Stored data entries
════════════════════

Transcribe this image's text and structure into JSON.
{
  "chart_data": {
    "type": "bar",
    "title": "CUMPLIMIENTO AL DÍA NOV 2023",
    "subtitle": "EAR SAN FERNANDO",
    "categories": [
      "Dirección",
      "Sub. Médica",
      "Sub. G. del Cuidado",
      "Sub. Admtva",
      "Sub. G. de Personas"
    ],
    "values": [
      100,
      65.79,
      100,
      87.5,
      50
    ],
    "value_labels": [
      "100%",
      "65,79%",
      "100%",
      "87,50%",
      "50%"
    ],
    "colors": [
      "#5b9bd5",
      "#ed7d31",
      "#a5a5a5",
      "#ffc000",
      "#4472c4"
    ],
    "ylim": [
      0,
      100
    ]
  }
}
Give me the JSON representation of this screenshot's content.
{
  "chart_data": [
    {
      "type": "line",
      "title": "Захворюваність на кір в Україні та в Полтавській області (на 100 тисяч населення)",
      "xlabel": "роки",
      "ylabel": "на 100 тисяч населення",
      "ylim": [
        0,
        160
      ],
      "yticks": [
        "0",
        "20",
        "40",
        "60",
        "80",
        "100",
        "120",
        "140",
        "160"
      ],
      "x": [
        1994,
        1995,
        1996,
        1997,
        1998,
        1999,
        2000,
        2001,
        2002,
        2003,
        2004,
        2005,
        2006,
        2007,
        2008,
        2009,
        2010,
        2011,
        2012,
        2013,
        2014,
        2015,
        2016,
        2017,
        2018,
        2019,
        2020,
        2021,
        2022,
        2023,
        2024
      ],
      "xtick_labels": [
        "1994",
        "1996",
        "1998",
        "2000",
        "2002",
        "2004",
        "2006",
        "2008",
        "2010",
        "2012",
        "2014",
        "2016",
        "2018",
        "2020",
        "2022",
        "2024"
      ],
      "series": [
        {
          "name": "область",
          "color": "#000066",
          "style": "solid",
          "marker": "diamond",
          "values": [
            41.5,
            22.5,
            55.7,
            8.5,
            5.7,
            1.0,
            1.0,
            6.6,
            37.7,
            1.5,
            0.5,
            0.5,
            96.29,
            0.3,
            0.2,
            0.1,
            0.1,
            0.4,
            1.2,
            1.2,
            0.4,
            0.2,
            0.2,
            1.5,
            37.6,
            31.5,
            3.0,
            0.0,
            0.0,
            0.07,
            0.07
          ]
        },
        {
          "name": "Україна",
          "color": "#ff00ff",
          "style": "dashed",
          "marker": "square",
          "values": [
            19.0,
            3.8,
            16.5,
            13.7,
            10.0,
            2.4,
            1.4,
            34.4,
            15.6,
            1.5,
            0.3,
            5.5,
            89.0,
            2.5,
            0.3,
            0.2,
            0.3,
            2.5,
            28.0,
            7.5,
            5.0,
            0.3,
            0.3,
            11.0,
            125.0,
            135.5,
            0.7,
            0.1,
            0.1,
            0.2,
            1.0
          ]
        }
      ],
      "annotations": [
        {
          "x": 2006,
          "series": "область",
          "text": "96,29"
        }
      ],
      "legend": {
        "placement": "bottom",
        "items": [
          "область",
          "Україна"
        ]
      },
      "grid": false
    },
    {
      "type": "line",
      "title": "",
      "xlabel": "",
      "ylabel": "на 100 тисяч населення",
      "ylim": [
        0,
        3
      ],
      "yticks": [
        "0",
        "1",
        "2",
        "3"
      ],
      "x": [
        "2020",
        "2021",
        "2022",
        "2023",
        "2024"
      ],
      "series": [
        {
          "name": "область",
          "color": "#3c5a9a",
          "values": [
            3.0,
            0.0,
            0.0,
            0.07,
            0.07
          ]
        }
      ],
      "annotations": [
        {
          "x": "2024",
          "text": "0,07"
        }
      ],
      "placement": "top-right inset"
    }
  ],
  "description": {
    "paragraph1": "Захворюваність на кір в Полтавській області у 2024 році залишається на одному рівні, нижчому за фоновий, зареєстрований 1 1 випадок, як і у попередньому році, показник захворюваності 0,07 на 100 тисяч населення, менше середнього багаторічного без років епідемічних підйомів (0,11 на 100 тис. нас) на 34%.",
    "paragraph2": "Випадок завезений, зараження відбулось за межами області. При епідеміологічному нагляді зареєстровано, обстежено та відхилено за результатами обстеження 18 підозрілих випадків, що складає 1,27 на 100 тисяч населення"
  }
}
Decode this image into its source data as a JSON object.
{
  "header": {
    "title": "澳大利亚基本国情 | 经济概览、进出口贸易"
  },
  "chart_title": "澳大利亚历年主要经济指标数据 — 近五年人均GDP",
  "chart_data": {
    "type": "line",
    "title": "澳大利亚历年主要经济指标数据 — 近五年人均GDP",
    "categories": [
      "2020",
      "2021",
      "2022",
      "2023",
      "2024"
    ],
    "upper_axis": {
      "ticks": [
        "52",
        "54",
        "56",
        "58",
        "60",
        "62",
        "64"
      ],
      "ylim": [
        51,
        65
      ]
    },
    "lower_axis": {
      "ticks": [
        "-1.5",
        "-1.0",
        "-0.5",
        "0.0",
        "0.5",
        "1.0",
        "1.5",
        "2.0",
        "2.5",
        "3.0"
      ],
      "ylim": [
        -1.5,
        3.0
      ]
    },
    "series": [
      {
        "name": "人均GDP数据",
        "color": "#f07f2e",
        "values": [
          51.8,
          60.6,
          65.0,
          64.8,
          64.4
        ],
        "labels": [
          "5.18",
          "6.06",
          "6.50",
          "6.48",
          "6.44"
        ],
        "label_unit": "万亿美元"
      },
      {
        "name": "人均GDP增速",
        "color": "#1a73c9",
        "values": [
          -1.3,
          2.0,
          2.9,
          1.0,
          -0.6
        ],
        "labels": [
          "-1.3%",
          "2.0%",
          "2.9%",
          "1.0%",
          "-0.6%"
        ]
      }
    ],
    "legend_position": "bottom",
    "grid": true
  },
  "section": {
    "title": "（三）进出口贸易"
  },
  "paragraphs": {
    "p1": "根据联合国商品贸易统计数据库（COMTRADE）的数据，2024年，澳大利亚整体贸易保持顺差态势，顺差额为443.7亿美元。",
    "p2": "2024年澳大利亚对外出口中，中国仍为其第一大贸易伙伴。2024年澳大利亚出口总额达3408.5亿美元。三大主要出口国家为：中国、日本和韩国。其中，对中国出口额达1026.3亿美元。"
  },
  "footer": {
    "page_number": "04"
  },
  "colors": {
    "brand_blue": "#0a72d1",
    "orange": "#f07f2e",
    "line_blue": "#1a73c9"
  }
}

════════════════════

*PROBLEM STATEMENT*
Check each line in the records for the word "область" and say how many have it, with nothing else.

*SOLUTION TO THE EXERCISE*
4